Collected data
========
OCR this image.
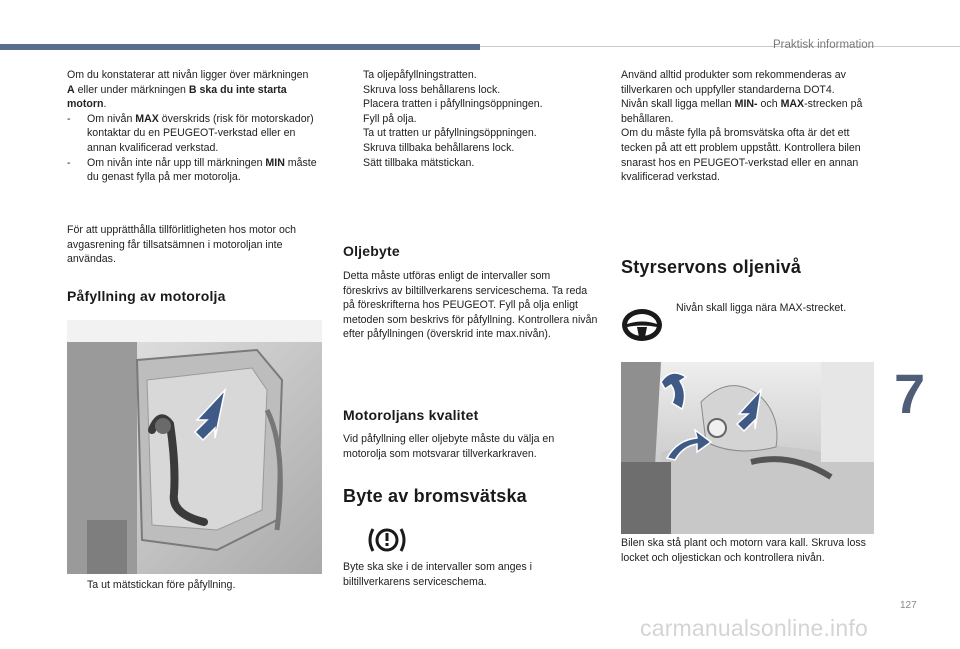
Praktisk information

Om du konstaterar att nivån ligger över märkningen A eller under märkningen B ska du inte starta motorn.

- Om nivån MAX överskrids (risk för motorskador) kontaktar du en PEUGEOT-verkstad eller en annan kvalificerad verkstad.

- Om nivån inte når upp till märkningen MIN måste du genast fylla på mer motorolja.

För att upprätthålla tillförlitligheten hos motor och avgasrening får tillsatsämnen i motoroljan inte användas.
Påfyllning av motorolja
Ta ut mätstickan före påfyllning.

Ta oljepåfyllningstratten.

Skruva loss behållarens lock.

Placera tratten i påfyllningsöppningen.

Fyll på olja.

Ta ut tratten ur påfyllningsöppningen.

Skruva tillbaka behållarens lock.

Sätt tillbaka mätstickan.

Oljebyte
Detta måste utföras enligt de intervaller som föreskrivs av biltillverkarens serviceschema. Ta reda på föreskrifterna hos PEUGEOT. Fyll på olja enligt metoden som beskrivs för påfyllning. Kontrollera nivån efter påfyllningen (överskrid inte max.nivån).
Motoroljans kvalitet
Vid påfyllning eller oljebyte måste du välja en motorolja som motsvarar tillverkarkraven.
Byte av bromsvätska
Byte ska ske i de intervaller som anges i biltillverkarens serviceschema.

Använd alltid produkter som rekommenderas av tillverkaren och uppfyller standarderna DOT4.

Nivån skall ligga mellan MIN- och MAX-strecken på behållaren.

Om du måste fylla på bromsvätska ofta är det ett tecken på att ett problem uppstått. Kontrollera bilen snarast hos en PEUGEOT-verkstad eller en annan kvalificerad verkstad.

Styrservons oljenivå
Nivån skall ligga nära MAX-strecket.
Bilen ska stå plant och motorn vara kall. Skruva loss locket och oljestickan och kontrollera nivån.
7
127
carmanualsonline.info
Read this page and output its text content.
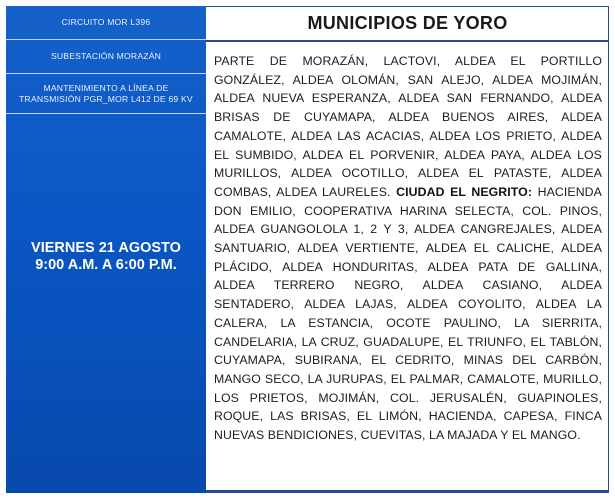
CIRCUITO MOR L396
SUBESTACIÓN MORAZÁN
MANTENIMIENTO A LÍNEA DE TRANSMISIÓN PGR_MOR L412 DE 69 KV
VIERNES 21 AGOSTO
9:00 A.M. A 6:00 P.M.
MUNICIPIOS DE YORO
PARTE DE MORAZÁN, LACTOVI, ALDEA EL PORTILLO GONZÁLEZ, ALDEA OLOMÁN, SAN ALEJO, ALDEA MOJIMÁN, ALDEA NUEVA ESPERANZA, ALDEA SAN FERNANDO, ALDEA BRISAS DE CUYAMAPA, ALDEA BUENOS AIRES, ALDEA CAMALOTE, ALDEA LAS ACACIAS, ALDEA LOS PRIETO, ALDEA EL SUMBIDO, ALDEA EL PORVENIR, ALDEA PAYA, ALDEA LOS MURILLOS, ALDEA OCOTILLO, ALDEA EL PATASTE, ALDEA COMBAS, ALDEA LAURELES. CIUDAD EL NEGRITO: HACIENDA DON EMILIO, COOPERATIVA HARINA SELECTA, COL. PINOS, ALDEA GUANGOLOLA 1, 2 Y 3, ALDEA CANGREJALES, ALDEA SANTUARIO, ALDEA VERTIENTE, ALDEA EL CALICHE, ALDEA PLÁCIDO, ALDEA HONDURITAS, ALDEA PATA DE GALLINA, ALDEA TERRERO NEGRO, ALDEA CASIANO, ALDEA SENTADERO, ALDEA LAJAS, ALDEA COYOLITO, ALDEA LA CALERA, LA ESTANCIA, OCOTE PAULINO, LA SIERRITA, CANDELARIA, LA CRUZ, GUADALUPE, EL TRIUNFO, EL TABLÓN, CUYAMAPA, SUBIRANA, EL CEDRITO, MINAS DEL CARBÓN, MANGO SECO, LA JURUPAS, EL PALMAR, CAMALOTE, MURILLO, LOS PRIETOS, MOJIMÁN, COL. JERUSALÉN, GUAPINOLES, ROQUE, LAS BRISAS, EL LIMÓN, HACIENDA, CAPESA, FINCA NUEVAS BENDICIONES, CUEVITAS, LA MAJADA Y EL MANGO.
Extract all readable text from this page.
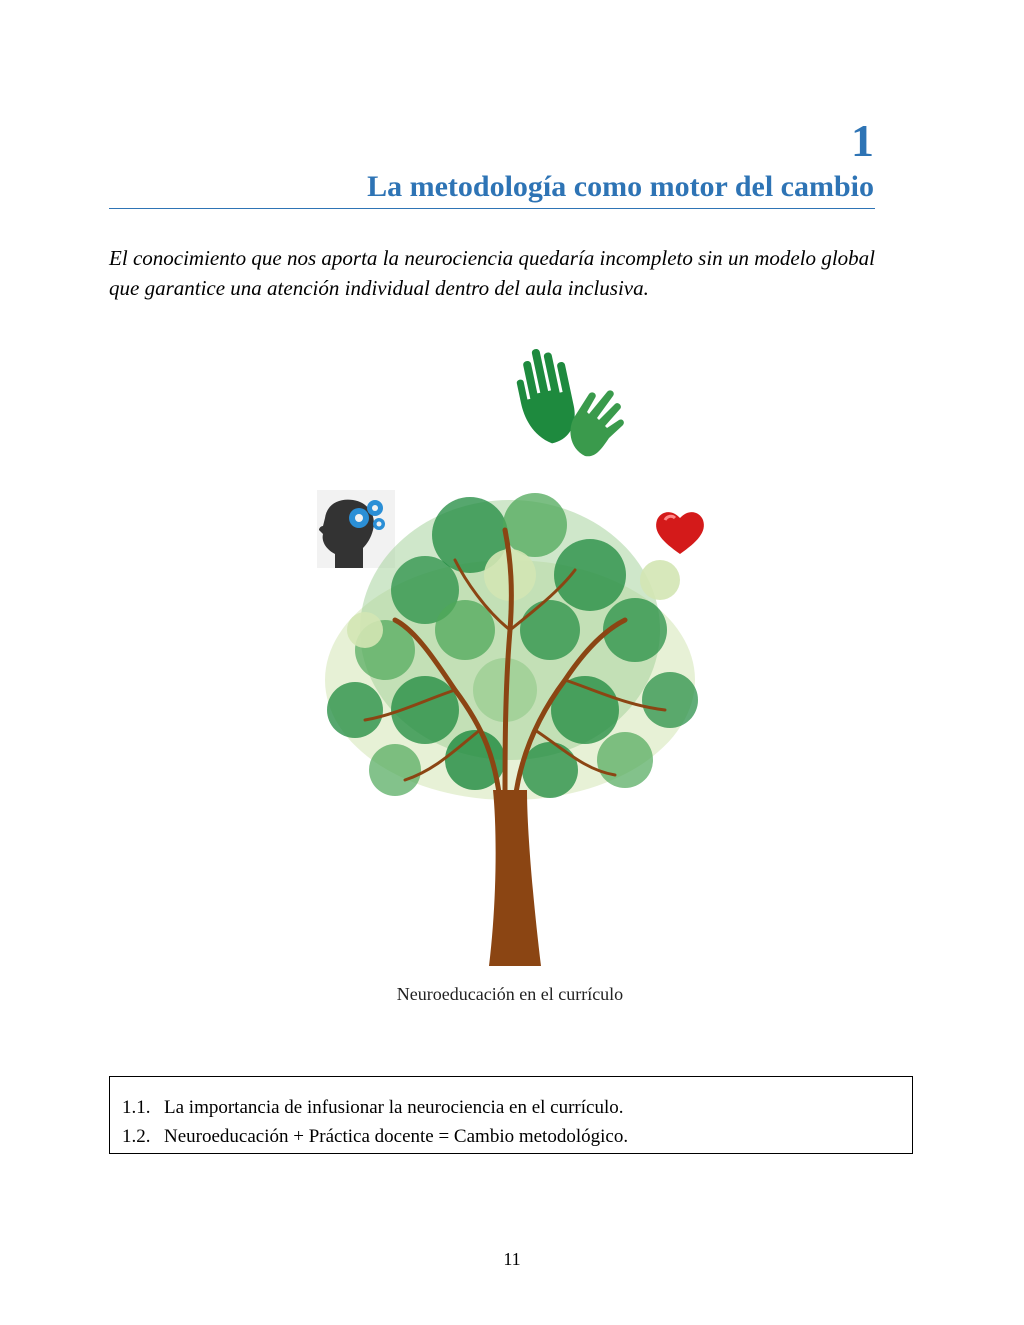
1
La metodología como motor del cambio

El conocimiento que nos aporta la neurociencia quedaría incompleto sin un modelo global que garantice una atención individual dentro del aula inclusiva.

Neuroeducación en el currículo
1.1. La importancia de infusionar la neurociencia en el currículo.
1.2. Neuroeducación + Práctica docente = Cambio metodológico.
11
========
Show the lines of the data that hold the word "kvalificerad".

■ Worked solution ■
- Om nivån MAX överskrids (risk för motorskador) kontaktar du en PEUGEOT-verkstad eller en annan kvalificerad verkstad.
Om du måste fylla på bromsvätska ofta är det ett tecken på att ett problem uppstått. Kontrollera bilen snarast hos en PEUGEOT-verkstad eller en annan kvalificerad verkstad.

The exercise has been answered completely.